◆ Aim
Where a line holds "animals", copy it.

Extracted data entries
■ ■ ■ ■ ■
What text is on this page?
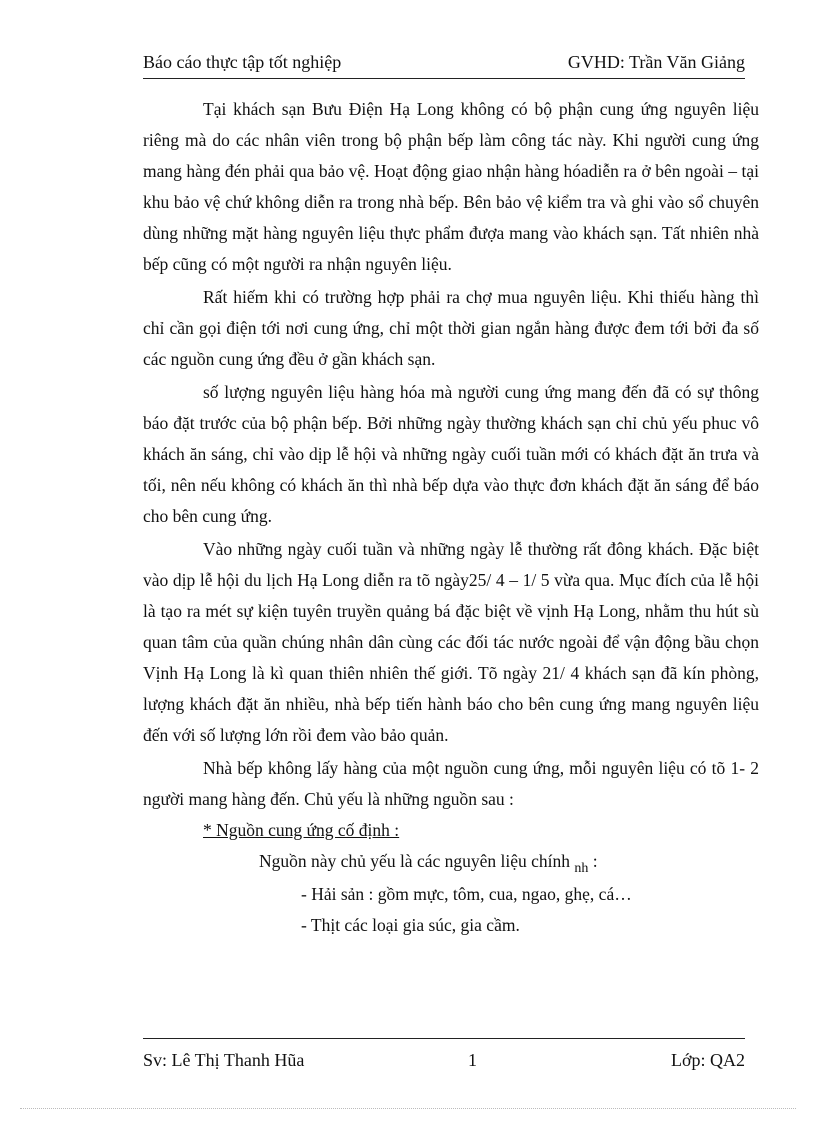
Báo cáo thực tập tốt nghiệp	GVHD: Trần Văn Giảng

Tại khách sạn Bưu Điện Hạ Long không có bộ phận cung ứng nguyên liệu riêng mà do các nhân viên trong bộ phận bếp làm công tác này. Khi người cung ứng mang hàng đén phải qua bảo vệ. Hoạt động giao nhận hàng hóadiễn ra ở bên ngoài – tại khu bảo vệ chứ không diễn ra trong nhà bếp. Bên bảo vệ kiểm tra và ghi vào sổ chuyên dùng những mặt hàng nguyên liệu thực phẩm đượa mang vào khách sạn. Tất nhiên nhà bếp cũng có một người ra nhận nguyên liệu.

Rất hiếm khi có trường hợp phải ra chợ mua nguyên liệu. Khi thiếu hàng thì chỉ cần gọi điện tới nơi cung ứng, chỉ một thời gian ngắn hàng được đem tới bởi đa số các nguồn cung ứng đều ở gần khách sạn.

số lượng nguyên liệu hàng hóa mà người cung ứng mang đến đã có sự thông báo đặt trước của bộ phận bếp. Bởi những ngày thường khách sạn chỉ chủ yếu phuc vô khách ăn sáng, chỉ vào dịp lễ hội và những ngày cuối tuần mới có khách đặt ăn trưa và tối, nên nếu không có khách ăn thì nhà bếp dựa vào thực đơn khách đặt ăn sáng để báo cho bên cung ứng.

Vào những ngày cuối tuần và những ngày lễ thường rất đông khách. Đặc biệt vào dịp lễ hội du lịch Hạ Long diễn ra tõ ngày25/ 4 – 1/ 5 vừa qua. Mục đích của lễ hội là tạo ra mét sự kiện tuyên truyền quảng bá đặc biệt về vịnh Hạ Long, nhằm thu hút sù quan tâm của quần chúng nhân dân cùng các đối tác nước ngoài để vận động bầu chọn Vịnh Hạ Long là kì quan thiên nhiên thế giới. Tõ ngày 21/ 4 khách sạn đã kín phòng, lượng khách đặt ăn nhiều, nhà bếp tiến hành báo cho bên cung ứng mang nguyên liệu đến với số lượng lớn rồi đem vào bảo quản.

Nhà bếp không lấy hàng của một nguồn cung ứng, mỗi nguyên liệu có tõ 1- 2 người mang hàng đến. Chủ yếu là những nguồn sau :

* Nguồn cung ứng cố định :

Nguồn này chủ yếu là các nguyên liệu chính $_{nh}$ :

- Hải sản : gồm mực, tôm, cua, ngao, ghẹ, cá…

- Thịt các loại gia súc, gia cầm.

Sv: Lê Thị Thanh Hũa	1	Lớp: QA2
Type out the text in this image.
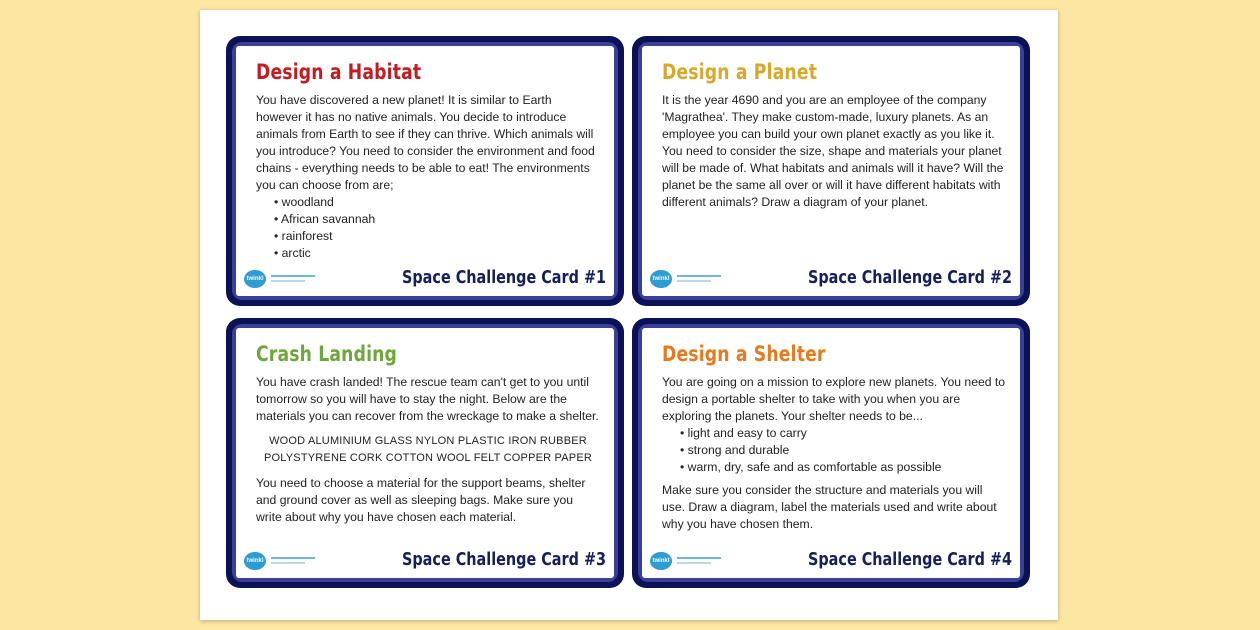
Design a Habitat

You have discovered a new planet! It is similar to Earth however it has no native animals. You decide to introduce animals from Earth to see if they can thrive. Which animals will you introduce? You need to consider the environment and food chains - everything needs to be able to eat! The environments you can choose from are;

• woodland
• African savannah
• rainforest
• arctic
twinkl	Space Challenge Card #1
Design a Planet

It is the year 4690 and you are an employee of the company 'Magrathea'. They make custom-made, luxury planets. As an employee you can build your own planet exactly as you like it. You need to consider the size, shape and materials your planet will be made of. What habitats and animals will it have? Will the planet be the same all over or will it have different habitats with different animals? Draw a diagram of your planet.

twinkl	Space Challenge Card #2
Crash Landing

You have crash landed! The rescue team can't get to you until tomorrow so you will have to stay the night. Below are the materials you can recover from the wreckage to make a shelter.

WOOD ALUMINIUM GLASS NYLON PLASTIC IRON RUBBER
POLYSTYRENE CORK COTTON WOOL FELT COPPER PAPER

You need to choose a material for the support beams, shelter and ground cover as well as sleeping bags. Make sure you write about why you have chosen each material.

twinkl	Space Challenge Card #3
Design a Shelter

You are going on a mission to explore new planets. You need to design a portable shelter to take with you when you are exploring the planets. Your shelter needs to be...

• light and easy to carry
• strong and durable
• warm, dry, safe and as comfortable as possible

Make sure you consider the structure and materials you will use. Draw a diagram, label the materials used and write about why you have chosen them.

twinkl	Space Challenge Card #4
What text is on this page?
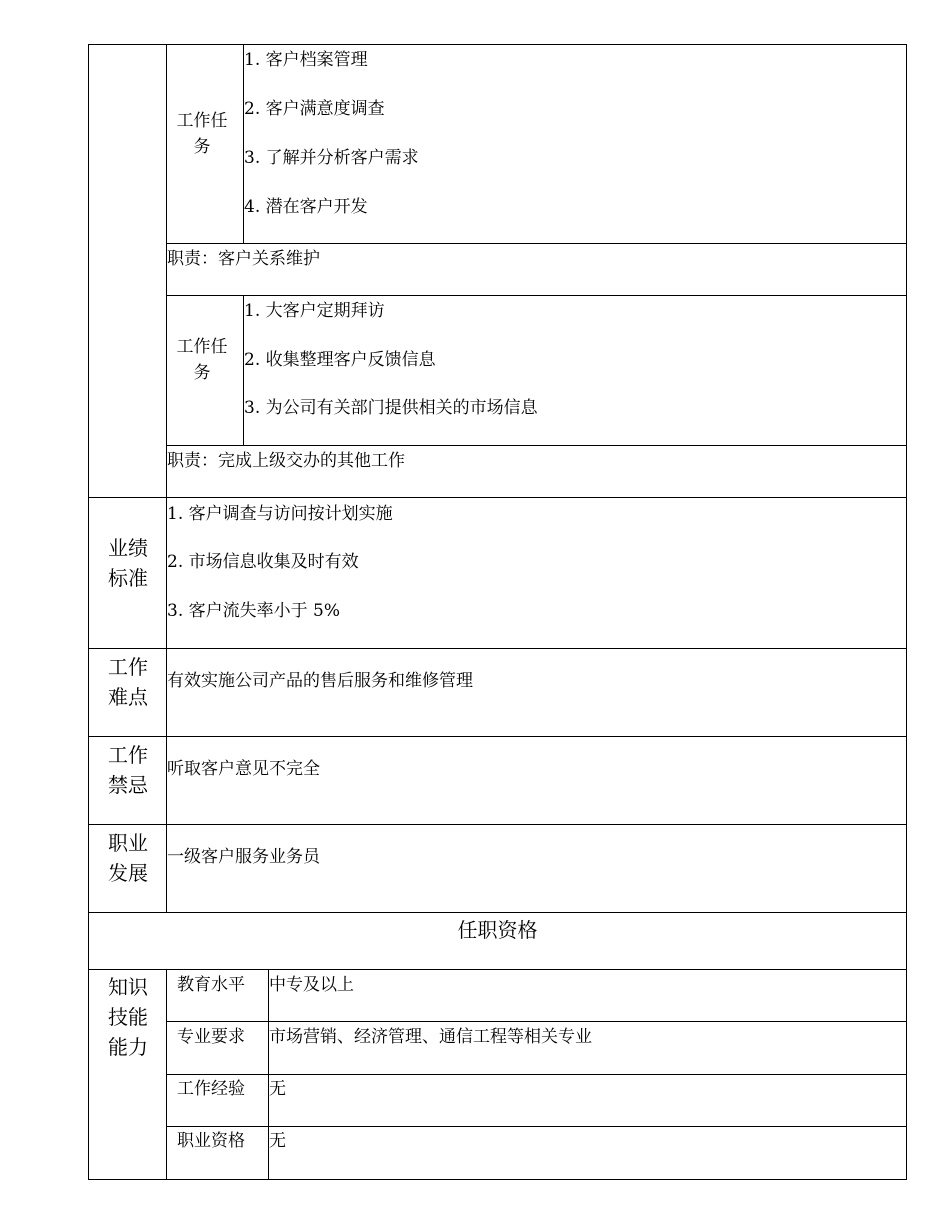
工作任务
1. 客户档案管理
2. 客户满意度调查
3. 了解并分析客户需求
4. 潜在客户开发
职责：客户关系维护
工作任务
1. 大客户定期拜访
2. 收集整理客户反馈信息
3. 为公司有关部门提供相关的市场信息
职责：完成上级交办的其他工作
业绩标准
1. 客户调查与访问按计划实施
2. 市场信息收集及时有效
3. 客户流失率小于 5%
工作难点
有效实施公司产品的售后服务和维修管理
工作禁忌
听取客户意见不完全
职业发展
一级客户服务业务员
任职资格
知识技能能力
教育水平 中专及以上
专业要求 市场营销、经济管理、通信工程等相关专业
工作经验 无
职业资格 无
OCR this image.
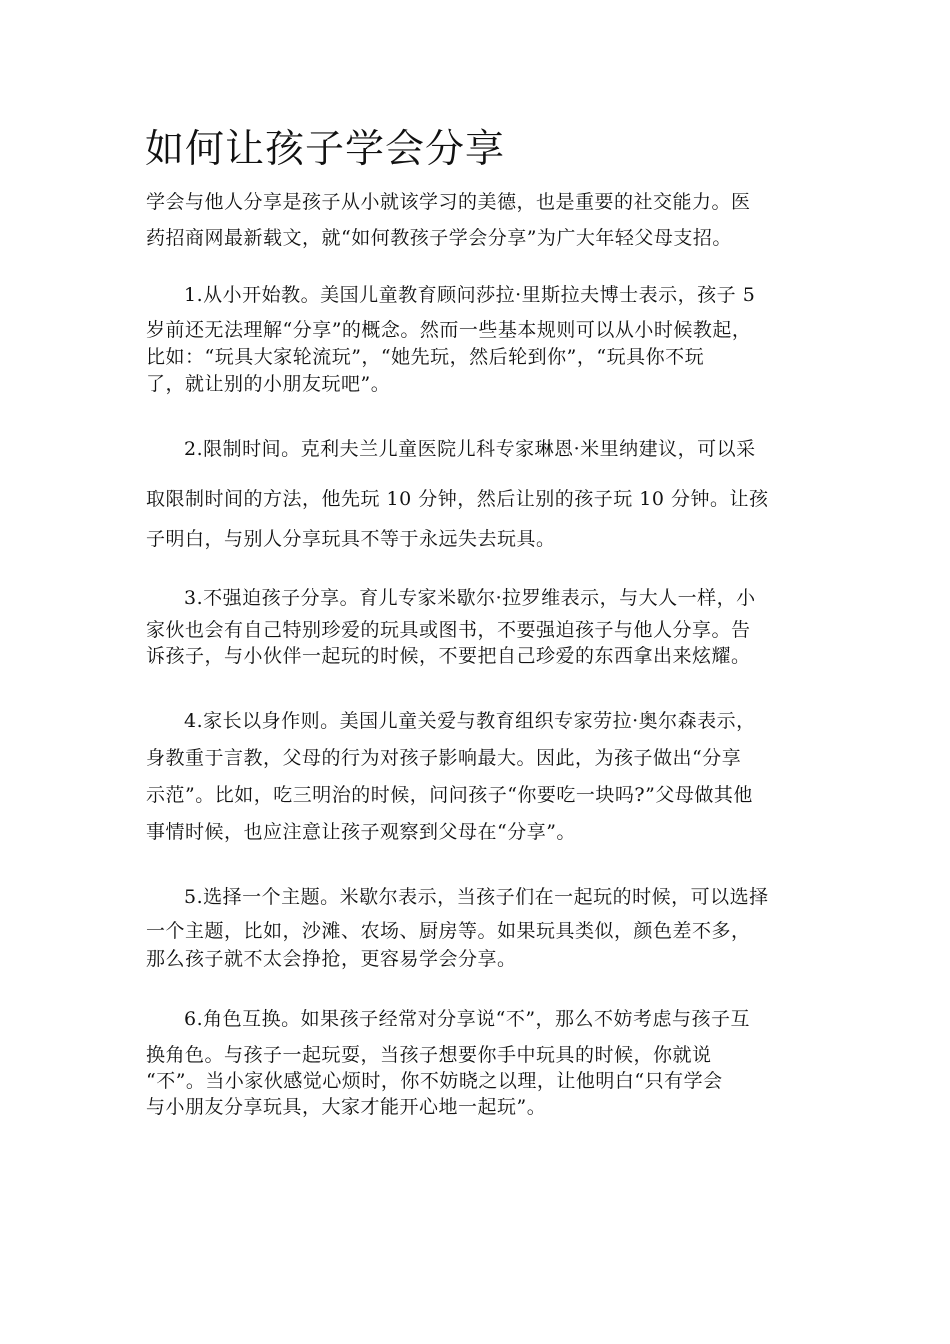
如何让孩子学会分享
学会与他人分享是孩子从小就该学习的美德，也是重要的社交能力。医
药招商网最新载文，就“如何教孩子学会分享”为广大年轻父母支招。
1.从小开始教。美国儿童教育顾问莎拉·里斯拉夫博士表示，孩子 5
岁前还无法理解“分享”的概念。然而一些基本规则可以从小时候教起，
比如：“玩具大家轮流玩”，“她先玩，然后轮到你”，“玩具你不玩
了，就让别的小朋友玩吧”。
2.限制时间。克利夫兰儿童医院儿科专家琳恩·米里纳建议，可以采
取限制时间的方法，他先玩 10 分钟，然后让别的孩子玩 10 分钟。让孩
子明白，与别人分享玩具不等于永远失去玩具。
3.不强迫孩子分享。育儿专家米歇尔·拉罗维表示，与大人一样，小
家伙也会有自己特别珍爱的玩具或图书，不要强迫孩子与他人分享。告
诉孩子，与小伙伴一起玩的时候，不要把自己珍爱的东西拿出来炫耀。
4.家长以身作则。美国儿童关爱与教育组织专家劳拉·奥尔森表示，
身教重于言教，父母的行为对孩子影响最大。因此，为孩子做出“分享
示范”。比如，吃三明治的时候，问问孩子“你要吃一块吗?”父母做其他
事情时候，也应注意让孩子观察到父母在“分享”。
5.选择一个主题。米歇尔表示，当孩子们在一起玩的时候，可以选择
一个主题，比如，沙滩、农场、厨房等。如果玩具类似，颜色差不多，
那么孩子就不太会挣抢，更容易学会分享。
6.角色互换。如果孩子经常对分享说“不”，那么不妨考虑与孩子互
换角色。与孩子一起玩耍，当孩子想要你手中玩具的时候，你就说
“不”。当小家伙感觉心烦时，你不妨晓之以理，让他明白“只有学会
与小朋友分享玩具，大家才能开心地一起玩”。
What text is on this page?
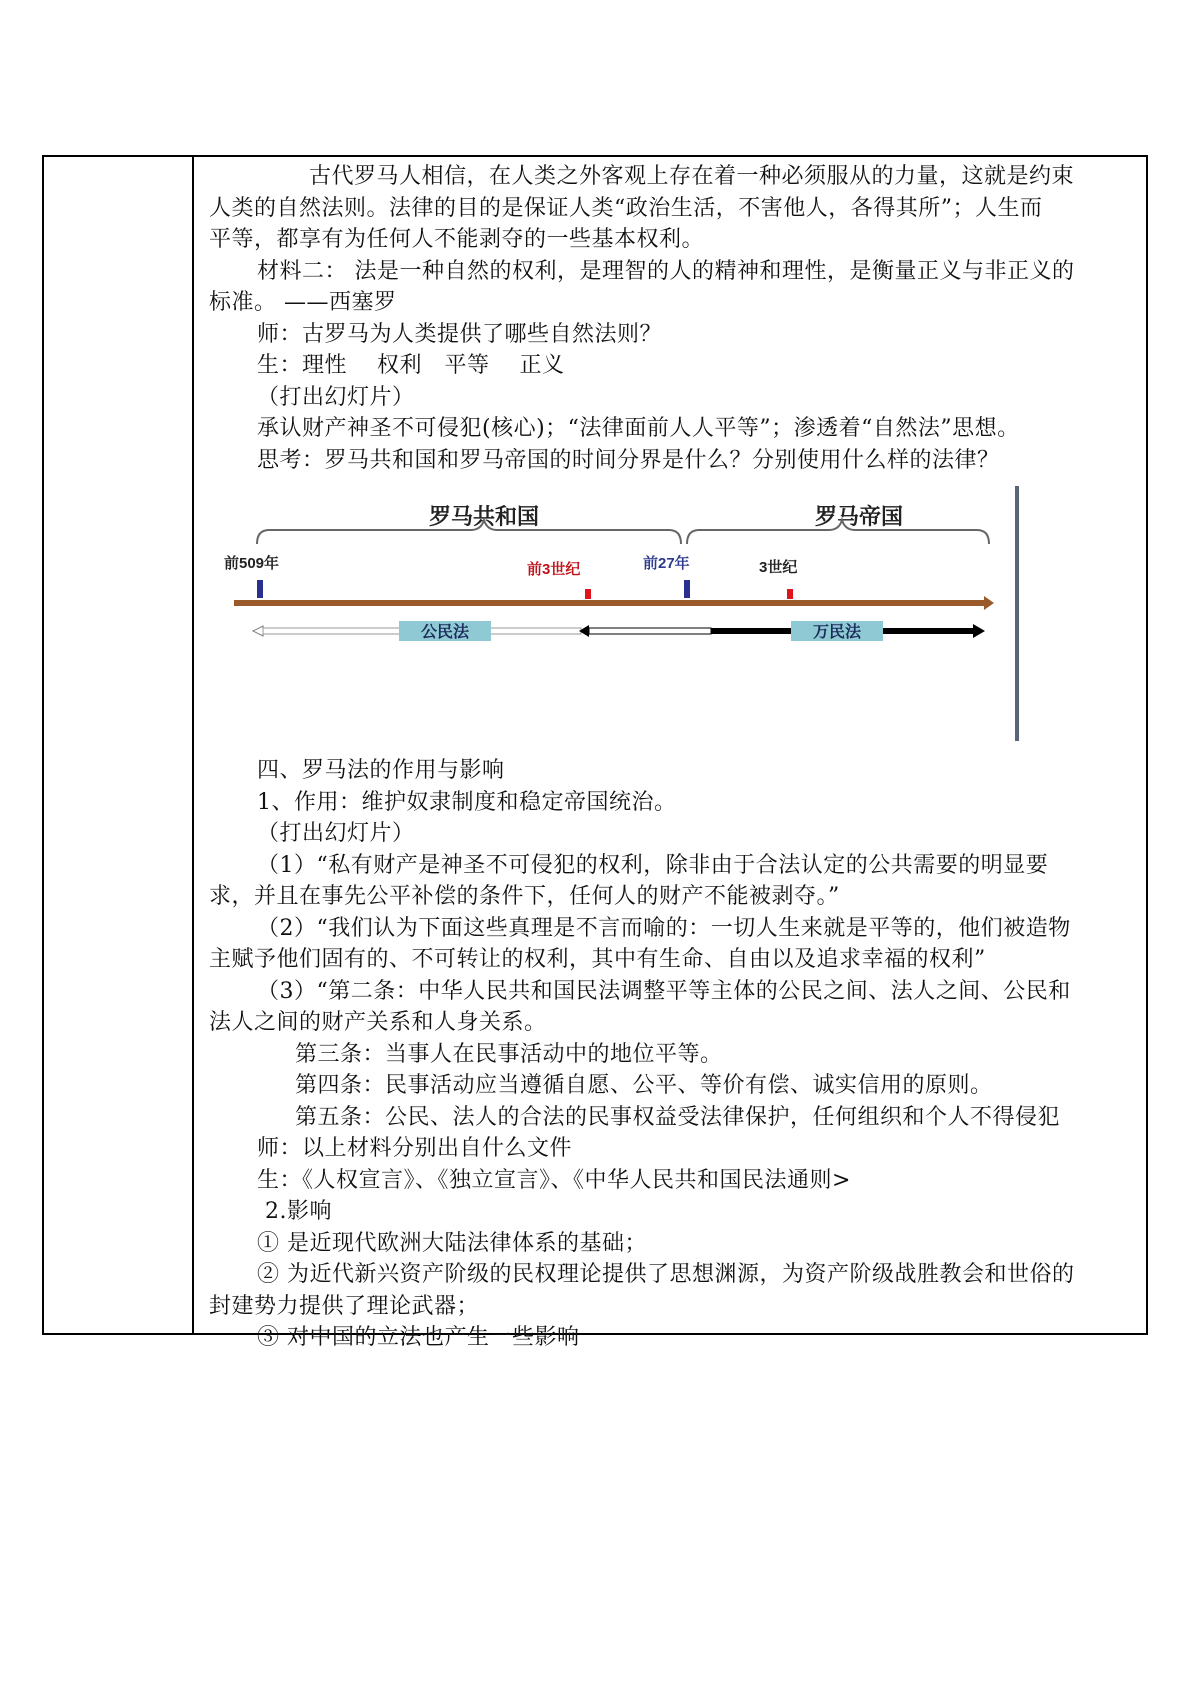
古代罗马人相信，在人类之外客观上存在着一种必须服从的力量，这就是约束
人类的自然法则。法律的目的是保证人类“政治生活，不害他人，各得其所”；人生而
平等，都享有为任何人不能剥夺的一些基本权利。
材料二： 法是一种自然的权利，是理智的人的精神和理性，是衡量正义与非正义的
标准。 ——西塞罗
师：古罗马为人类提供了哪些自然法则？
生：理性　 权利　平等　 正义
（打出幻灯片）
承认财产神圣不可侵犯(核心)；“法律面前人人平等”；渗透着“自然法”思想。
思考：罗马共和国和罗马帝国的时间分界是什么？分别使用什么样的法律？
罗马共和国	罗马帝国
前509年	前3世纪	前27年	3世纪
公民法	万民法
四、罗马法的作用与影响
1、作用：维护奴隶制度和稳定帝国统治。
（打出幻灯片）
（1）“私有财产是神圣不可侵犯的权利，除非由于合法认定的公共需要的明显要
求，并且在事先公平补偿的条件下，任何人的财产不能被剥夺。”
（2）“我们认为下面这些真理是不言而喻的：一切人生来就是平等的，他们被造物
主赋予他们固有的、不可转让的权利，其中有生命、自由以及追求幸福的权利”
（3）“第二条：中华人民共和国民法调整平等主体的公民之间、法人之间、公民和
法人之间的财产关系和人身关系。
第三条：当事人在民事活动中的地位平等。
第四条：民事活动应当遵循自愿、公平、等价有偿、诚实信用的原则。
第五条：公民、法人的合法的民事权益受法律保护，任何组织和个人不得侵犯
师：以上材料分别出自什么文件
生：《人权宣言》、《独立宣言》、《中华人民共和国民法通则>
2.影响
① 是近现代欧洲大陆法律体系的基础；
② 为近代新兴资产阶级的民权理论提供了思想渊源，为资产阶级战胜教会和世俗的
封建势力提供了理论武器；
③ 对中国的立法也产生一些影响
■ ■ ■ ■ ■
◆ Result for this exercise
You have discovered a new planet! It is similar to Earth however it has no native animals. You decide to introduce animals from Earth to see if they can thrive. Which animals will you introduce? You need to consider the environment and food chains - everything needs to be able to eat! The environments you can choose from are;
It is the year 4690 and you are an employee of the company 'Magrathea'. They make custom-made, luxury planets. As an employee you can build your own planet exactly as you like it. You need to consider the size, shape and materials your planet will be made of. What habitats and animals will it have? Will the planet be the same all over or will it have different habitats with different animals? Draw a diagram of your planet.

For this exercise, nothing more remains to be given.